* _THE TASK_: Return the lines from the first one up to and including the line containing "186, 2240, 201]", copied character for character.
Begin SUPPLIED INFORMATION
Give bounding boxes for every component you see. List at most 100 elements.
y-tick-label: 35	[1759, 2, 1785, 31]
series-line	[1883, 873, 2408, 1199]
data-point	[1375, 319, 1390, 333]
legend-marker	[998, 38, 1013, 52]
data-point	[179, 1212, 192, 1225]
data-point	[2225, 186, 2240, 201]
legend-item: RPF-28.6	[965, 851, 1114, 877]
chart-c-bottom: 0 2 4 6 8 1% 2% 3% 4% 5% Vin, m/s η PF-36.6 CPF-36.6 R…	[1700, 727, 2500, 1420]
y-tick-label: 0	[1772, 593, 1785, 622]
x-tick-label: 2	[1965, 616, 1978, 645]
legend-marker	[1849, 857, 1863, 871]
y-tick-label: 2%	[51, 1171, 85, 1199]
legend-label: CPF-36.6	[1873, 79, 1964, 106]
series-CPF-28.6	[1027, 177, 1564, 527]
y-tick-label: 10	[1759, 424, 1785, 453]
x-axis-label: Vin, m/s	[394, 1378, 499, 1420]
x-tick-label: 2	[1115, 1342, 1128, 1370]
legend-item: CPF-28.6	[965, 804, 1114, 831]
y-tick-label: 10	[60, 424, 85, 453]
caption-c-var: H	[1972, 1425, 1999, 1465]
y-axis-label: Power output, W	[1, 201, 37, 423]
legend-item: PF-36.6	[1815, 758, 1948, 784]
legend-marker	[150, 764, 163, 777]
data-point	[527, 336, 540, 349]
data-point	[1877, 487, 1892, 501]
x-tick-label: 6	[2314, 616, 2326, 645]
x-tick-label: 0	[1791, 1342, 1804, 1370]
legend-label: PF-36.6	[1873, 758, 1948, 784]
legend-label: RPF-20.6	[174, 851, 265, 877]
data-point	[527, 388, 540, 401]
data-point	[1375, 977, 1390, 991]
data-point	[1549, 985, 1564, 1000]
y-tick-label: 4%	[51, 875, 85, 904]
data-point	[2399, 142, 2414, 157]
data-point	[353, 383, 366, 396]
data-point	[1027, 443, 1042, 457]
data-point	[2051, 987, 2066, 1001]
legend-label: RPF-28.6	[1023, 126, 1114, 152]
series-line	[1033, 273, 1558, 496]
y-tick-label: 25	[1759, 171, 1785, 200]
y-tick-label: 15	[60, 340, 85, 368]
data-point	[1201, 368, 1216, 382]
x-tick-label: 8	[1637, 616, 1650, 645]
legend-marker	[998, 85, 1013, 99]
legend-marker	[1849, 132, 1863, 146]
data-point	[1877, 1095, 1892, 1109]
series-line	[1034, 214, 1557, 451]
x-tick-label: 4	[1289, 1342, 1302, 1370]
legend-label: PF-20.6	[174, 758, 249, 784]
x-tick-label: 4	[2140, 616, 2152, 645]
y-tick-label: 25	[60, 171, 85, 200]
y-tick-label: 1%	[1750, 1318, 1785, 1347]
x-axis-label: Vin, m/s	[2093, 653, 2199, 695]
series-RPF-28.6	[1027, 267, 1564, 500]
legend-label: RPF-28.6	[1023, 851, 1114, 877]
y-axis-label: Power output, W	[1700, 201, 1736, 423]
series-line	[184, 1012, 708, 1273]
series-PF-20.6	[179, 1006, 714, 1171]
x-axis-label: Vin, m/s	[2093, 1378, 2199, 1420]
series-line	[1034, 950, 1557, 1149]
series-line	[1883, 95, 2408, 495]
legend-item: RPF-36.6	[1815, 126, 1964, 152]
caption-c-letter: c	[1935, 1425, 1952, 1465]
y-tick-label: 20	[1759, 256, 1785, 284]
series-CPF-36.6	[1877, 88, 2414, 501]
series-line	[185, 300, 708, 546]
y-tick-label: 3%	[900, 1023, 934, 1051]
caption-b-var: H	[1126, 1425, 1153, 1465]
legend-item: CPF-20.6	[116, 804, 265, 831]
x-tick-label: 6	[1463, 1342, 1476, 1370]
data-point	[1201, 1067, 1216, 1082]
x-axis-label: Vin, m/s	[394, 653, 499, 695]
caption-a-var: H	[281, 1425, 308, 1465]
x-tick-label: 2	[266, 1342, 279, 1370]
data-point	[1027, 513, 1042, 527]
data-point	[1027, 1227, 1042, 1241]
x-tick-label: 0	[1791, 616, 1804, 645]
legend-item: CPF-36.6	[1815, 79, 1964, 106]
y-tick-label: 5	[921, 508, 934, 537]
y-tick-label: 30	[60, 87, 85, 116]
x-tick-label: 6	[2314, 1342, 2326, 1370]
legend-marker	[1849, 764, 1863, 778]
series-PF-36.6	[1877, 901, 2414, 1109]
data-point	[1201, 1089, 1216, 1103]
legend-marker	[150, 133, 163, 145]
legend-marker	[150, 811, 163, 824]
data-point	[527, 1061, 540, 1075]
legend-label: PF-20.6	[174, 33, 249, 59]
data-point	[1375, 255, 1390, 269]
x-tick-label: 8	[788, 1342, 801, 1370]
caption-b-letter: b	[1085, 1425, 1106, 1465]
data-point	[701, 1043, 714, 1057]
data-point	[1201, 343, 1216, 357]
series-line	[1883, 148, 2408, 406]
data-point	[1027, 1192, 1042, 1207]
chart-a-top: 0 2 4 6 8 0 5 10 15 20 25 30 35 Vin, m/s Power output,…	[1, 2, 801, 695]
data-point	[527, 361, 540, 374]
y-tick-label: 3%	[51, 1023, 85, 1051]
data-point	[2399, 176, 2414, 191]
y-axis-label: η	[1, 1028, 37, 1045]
End SUPPLIED INFORMATION
* _RESULT OF THIS EXERCISE_:
Give bounding boxes for every component you see. List at most 100 elements.
y-tick-label: 35	[1759, 2, 1785, 31]
series-line	[1883, 873, 2408, 1199]
data-point	[1375, 319, 1390, 333]
legend-marker	[998, 38, 1013, 52]
data-point	[179, 1212, 192, 1225]
data-point	[2225, 186, 2240, 201]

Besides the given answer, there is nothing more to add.